Goal:
Every line of the data must be copied exactly.

Material for the task:
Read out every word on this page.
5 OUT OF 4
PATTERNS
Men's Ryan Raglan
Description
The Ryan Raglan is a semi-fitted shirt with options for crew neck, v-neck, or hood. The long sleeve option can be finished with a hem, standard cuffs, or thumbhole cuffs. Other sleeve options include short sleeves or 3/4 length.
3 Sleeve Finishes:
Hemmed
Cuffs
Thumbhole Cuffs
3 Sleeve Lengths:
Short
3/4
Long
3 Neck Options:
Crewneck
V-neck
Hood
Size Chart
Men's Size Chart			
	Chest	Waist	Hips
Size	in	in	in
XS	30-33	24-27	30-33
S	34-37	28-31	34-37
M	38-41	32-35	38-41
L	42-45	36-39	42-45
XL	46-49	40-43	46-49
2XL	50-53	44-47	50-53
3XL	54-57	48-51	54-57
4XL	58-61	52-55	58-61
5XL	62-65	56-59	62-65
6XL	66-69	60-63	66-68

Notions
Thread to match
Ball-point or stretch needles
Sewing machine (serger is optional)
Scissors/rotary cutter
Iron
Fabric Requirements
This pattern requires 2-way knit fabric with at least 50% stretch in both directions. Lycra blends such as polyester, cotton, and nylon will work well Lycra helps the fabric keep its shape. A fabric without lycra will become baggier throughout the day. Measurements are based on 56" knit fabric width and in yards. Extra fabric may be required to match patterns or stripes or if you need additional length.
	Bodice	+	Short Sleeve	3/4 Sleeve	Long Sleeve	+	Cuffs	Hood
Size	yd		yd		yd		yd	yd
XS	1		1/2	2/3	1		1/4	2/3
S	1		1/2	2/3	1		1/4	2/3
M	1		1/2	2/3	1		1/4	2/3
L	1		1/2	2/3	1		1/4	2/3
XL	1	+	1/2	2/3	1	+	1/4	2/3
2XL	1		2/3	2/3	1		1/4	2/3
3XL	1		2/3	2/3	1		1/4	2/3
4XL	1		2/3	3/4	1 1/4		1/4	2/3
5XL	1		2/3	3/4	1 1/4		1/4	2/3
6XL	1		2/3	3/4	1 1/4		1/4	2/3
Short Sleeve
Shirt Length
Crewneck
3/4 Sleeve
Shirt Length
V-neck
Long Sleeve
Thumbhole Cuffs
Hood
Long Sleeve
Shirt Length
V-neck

Written answer:
Read out every word on this page.
5 OUT OF 4
PATTERNS
Men's Ryan Raglan
Description
The Ryan Raglan is a semi-fitted shirt with options for crew neck, v-neck, or hood. The long sleeve option can be finished with a hem, standard cuffs, or thumbhole cuffs. Other sleeve options include short sleeves or 3/4 length.
3 Sleeve Finishes:
Hemmed
Cuffs
Thumbhole Cuffs
3 Sleeve Lengths:
Short
3/4
Long
3 Neck Options:
Crewneck
V-neck
Hood
Size Chart
Men's Size Chart			
	Chest	Waist	Hips
Size	in	in	in
XS	30-33	24-27	30-33
S	34-37	28-31	34-37
M	38-41	32-35	38-41
L	42-45	36-39	42-45
XL	46-49	40-43	46-49
2XL	50-53	44-47	50-53
3XL	54-57	48-51	54-57
4XL	58-61	52-55	58-61
5XL	62-65	56-59	62-65
6XL	66-69	60-63	66-68

Notions
Thread to match
Ball-point or stretch needles
Sewing machine (serger is optional)
Scissors/rotary cutter
Iron
Fabric Requirements
This pattern requires 2-way knit fabric with at least 50% stretch in both directions. Lycra blends such as polyester, cotton, and nylon will work well Lycra helps the fabric keep its shape. A fabric without lycra will become baggier throughout the day. Measurements are based on 56" knit fabric width and in yards. Extra fabric may be required to match patterns or stripes or if you need additional length.
	Bodice	+	Short Sleeve	3/4 Sleeve	Long Sleeve	+	Cuffs	Hood
Size	yd		yd		yd		yd	yd
XS	1		1/2	2/3	1		1/4	2/3
S	1		1/2	2/3	1		1/4	2/3
M	1		1/2	2/3	1		1/4	2/3
L	1		1/2	2/3	1		1/4	2/3
XL	1	+	1/2	2/3	1	+	1/4	2/3
2XL	1		2/3	2/3	1		1/4	2/3
3XL	1		2/3	2/3	1		1/4	2/3
4XL	1		2/3	3/4	1 1/4		1/4	2/3
5XL	1		2/3	3/4	1 1/4		1/4	2/3
6XL	1		2/3	3/4	1 1/4		1/4	2/3
Short Sleeve
Shirt Length
Crewneck
3/4 Sleeve
Shirt Length
V-neck
Long Sleeve
Thumbhole Cuffs
Hood
Long Sleeve
Shirt Length
V-neck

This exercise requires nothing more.